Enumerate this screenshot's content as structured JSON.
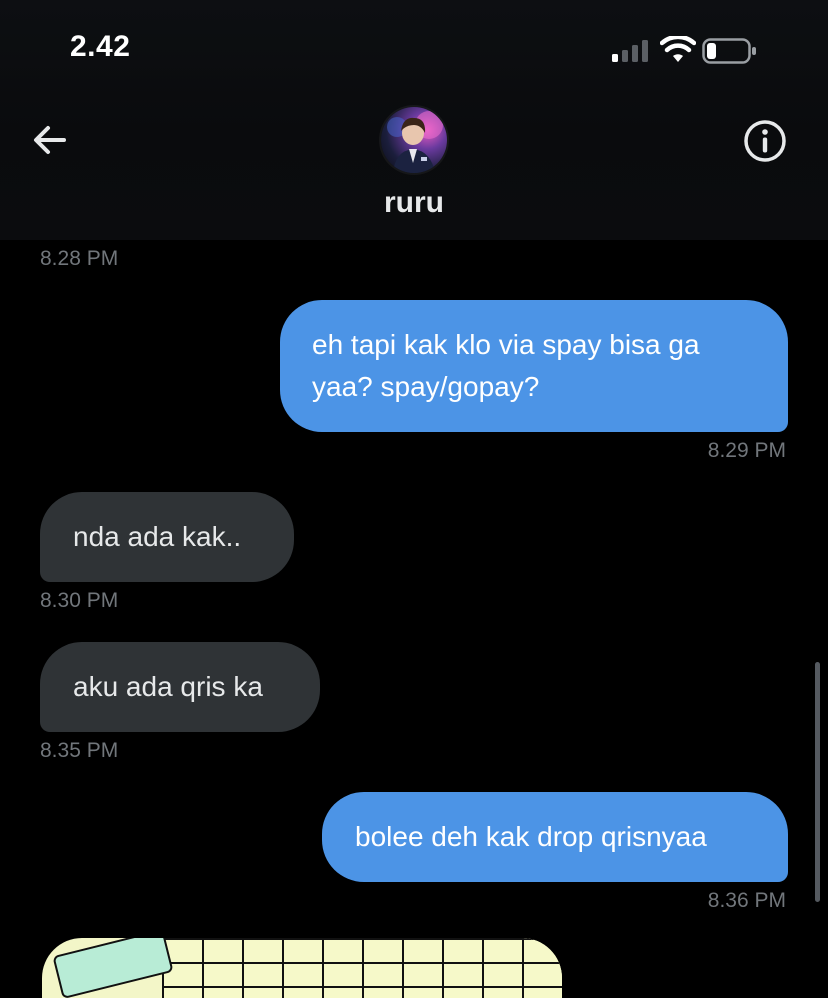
{
  "status_bar": {
    "time": "2.42",
    "signal_icon": "cellular-signal-icon",
    "wifi_icon": "wifi-icon",
    "battery_icon": "battery-low-icon",
    "battery_level": 0.2
  },
  "header": {
    "back_icon": "arrow-left-icon",
    "info_icon": "info-circle-icon",
    "contact_name": "ruru"
  },
  "colors": {
    "background": "#000000",
    "sent_bubble": "#4c94e6",
    "received_bubble": "#2f3336",
    "timestamp": "#71767b",
    "text": "#e7e9ea"
  },
  "messages": [
    {
      "type": "timestamp",
      "side": "left",
      "time": "8.28 PM"
    },
    {
      "type": "sent",
      "lines": [
        "eh tapi kak klo via spay bisa ga",
        "yaa? spay/gopay?"
      ],
      "time": "8.29 PM"
    },
    {
      "type": "received",
      "text": "nda ada kak..",
      "time": "8.30 PM"
    },
    {
      "type": "received",
      "text": "aku ada qris ka",
      "time": "8.35 PM"
    },
    {
      "type": "sent",
      "text": "bolee deh kak drop qrisnyaa",
      "time": "8.36 PM"
    },
    {
      "type": "image",
      "description_icon": "image-attachment"
    }
  ]
}
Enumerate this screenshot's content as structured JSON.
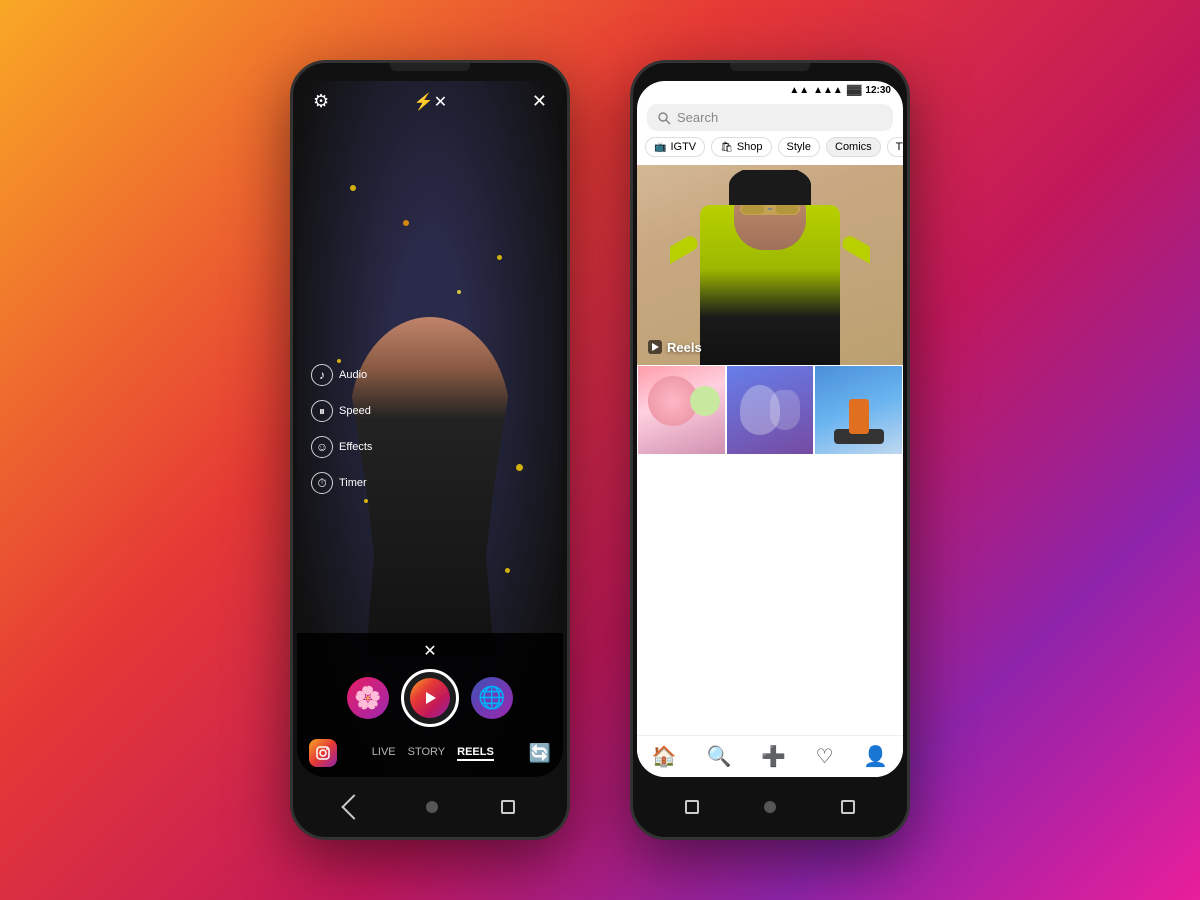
{
  "background": {
    "gradient": "linear-gradient(135deg, #f9a825 0%, #e53935 35%, #c2185b 60%, #8e24aa 80%, #e91e9a 100%)"
  },
  "left_phone": {
    "mode_tabs": [
      "LIVE",
      "STORY",
      "REELS"
    ],
    "active_mode": "REELS",
    "menu_items": [
      {
        "icon": "♪",
        "label": "Audio"
      },
      {
        "icon": "⏸",
        "label": "Speed"
      },
      {
        "icon": "☺",
        "label": "Effects"
      },
      {
        "icon": "⏱",
        "label": "Timer"
      }
    ],
    "top_icons": {
      "settings": "⚙",
      "flash": "⚡",
      "close": "✕"
    }
  },
  "right_phone": {
    "status_bar": {
      "time": "12:30",
      "wifi": "▲▲",
      "signal": "▲▲▲",
      "battery": "🔋"
    },
    "search_placeholder": "Search",
    "filter_tags": [
      {
        "icon": "📺",
        "label": "IGTV"
      },
      {
        "icon": "🛍",
        "label": "Shop"
      },
      {
        "icon": "✨",
        "label": "Style"
      },
      {
        "icon": "💬",
        "label": "Comics"
      },
      {
        "icon": "🎬",
        "label": "TV & Movies"
      }
    ],
    "reels_label": "Reels",
    "bottom_nav_icons": [
      "🏠",
      "🔍",
      "➕",
      "♡",
      "👤"
    ]
  }
}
##############################
WHAT IS BEING ASKED: Copy out every line of the data that includes "spay".

WRITTEN REPLY:
        "eh tapi kak klo via spay bisa ga",
        "yaa? spay/gopay?"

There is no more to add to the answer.